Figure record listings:
════

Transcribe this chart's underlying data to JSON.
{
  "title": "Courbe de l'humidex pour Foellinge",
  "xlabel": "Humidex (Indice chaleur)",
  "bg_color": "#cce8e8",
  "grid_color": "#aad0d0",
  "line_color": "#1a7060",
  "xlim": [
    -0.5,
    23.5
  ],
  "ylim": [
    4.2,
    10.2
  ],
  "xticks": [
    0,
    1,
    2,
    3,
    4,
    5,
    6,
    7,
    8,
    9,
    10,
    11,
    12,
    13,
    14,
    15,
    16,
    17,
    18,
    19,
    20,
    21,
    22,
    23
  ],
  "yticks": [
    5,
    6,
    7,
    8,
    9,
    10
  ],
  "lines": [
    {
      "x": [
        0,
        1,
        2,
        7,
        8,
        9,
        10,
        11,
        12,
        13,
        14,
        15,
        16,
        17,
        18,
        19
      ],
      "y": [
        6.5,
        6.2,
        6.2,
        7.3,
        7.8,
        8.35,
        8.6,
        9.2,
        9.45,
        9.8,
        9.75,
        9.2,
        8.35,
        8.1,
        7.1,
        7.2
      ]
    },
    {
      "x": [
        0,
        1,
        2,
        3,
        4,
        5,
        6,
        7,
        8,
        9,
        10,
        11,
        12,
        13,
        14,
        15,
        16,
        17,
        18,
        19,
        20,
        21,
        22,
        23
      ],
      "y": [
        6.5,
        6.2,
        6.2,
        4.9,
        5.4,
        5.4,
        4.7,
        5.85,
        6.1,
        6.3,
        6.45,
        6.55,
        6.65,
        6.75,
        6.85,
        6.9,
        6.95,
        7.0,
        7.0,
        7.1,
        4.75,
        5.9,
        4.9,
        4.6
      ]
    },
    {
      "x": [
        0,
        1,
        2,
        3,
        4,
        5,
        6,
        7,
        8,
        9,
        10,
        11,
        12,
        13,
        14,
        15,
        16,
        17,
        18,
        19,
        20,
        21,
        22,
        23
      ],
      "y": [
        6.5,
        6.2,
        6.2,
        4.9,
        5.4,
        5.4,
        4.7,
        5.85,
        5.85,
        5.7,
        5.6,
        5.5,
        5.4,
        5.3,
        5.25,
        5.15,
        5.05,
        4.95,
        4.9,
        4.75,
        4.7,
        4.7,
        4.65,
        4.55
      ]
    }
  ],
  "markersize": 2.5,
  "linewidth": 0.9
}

════

Directions —
Reproduce every line above without error.

Answer to this task —
Transcribe this chart's underlying data to JSON.
{
  "title": "Courbe de l'humidex pour Foellinge",
  "xlabel": "Humidex (Indice chaleur)",
  "bg_color": "#cce8e8",
  "grid_color": "#aad0d0",
  "line_color": "#1a7060",
  "xlim": [
    -0.5,
    23.5
  ],
  "ylim": [
    4.2,
    10.2
  ],
  "xticks": [
    0,
    1,
    2,
    3,
    4,
    5,
    6,
    7,
    8,
    9,
    10,
    11,
    12,
    13,
    14,
    15,
    16,
    17,
    18,
    19,
    20,
    21,
    22,
    23
  ],
  "yticks": [
    5,
    6,
    7,
    8,
    9,
    10
  ],
  "lines": [
    {
      "x": [
        0,
        1,
        2,
        7,
        8,
        9,
        10,
        11,
        12,
        13,
        14,
        15,
        16,
        17,
        18,
        19
      ],
      "y": [
        6.5,
        6.2,
        6.2,
        7.3,
        7.8,
        8.35,
        8.6,
        9.2,
        9.45,
        9.8,
        9.75,
        9.2,
        8.35,
        8.1,
        7.1,
        7.2
      ]
    },
    {
      "x": [
        0,
        1,
        2,
        3,
        4,
        5,
        6,
        7,
        8,
        9,
        10,
        11,
        12,
        13,
        14,
        15,
        16,
        17,
        18,
        19,
        20,
        21,
        22,
        23
      ],
      "y": [
        6.5,
        6.2,
        6.2,
        4.9,
        5.4,
        5.4,
        4.7,
        5.85,
        6.1,
        6.3,
        6.45,
        6.55,
        6.65,
        6.75,
        6.85,
        6.9,
        6.95,
        7.0,
        7.0,
        7.1,
        4.75,
        5.9,
        4.9,
        4.6
      ]
    },
    {
      "x": [
        0,
        1,
        2,
        3,
        4,
        5,
        6,
        7,
        8,
        9,
        10,
        11,
        12,
        13,
        14,
        15,
        16,
        17,
        18,
        19,
        20,
        21,
        22,
        23
      ],
      "y": [
        6.5,
        6.2,
        6.2,
        4.9,
        5.4,
        5.4,
        4.7,
        5.85,
        5.85,
        5.7,
        5.6,
        5.5,
        5.4,
        5.3,
        5.25,
        5.15,
        5.05,
        4.95,
        4.9,
        4.75,
        4.7,
        4.7,
        4.65,
        4.55
      ]
    }
  ],
  "markersize": 2.5,
  "linewidth": 0.9
}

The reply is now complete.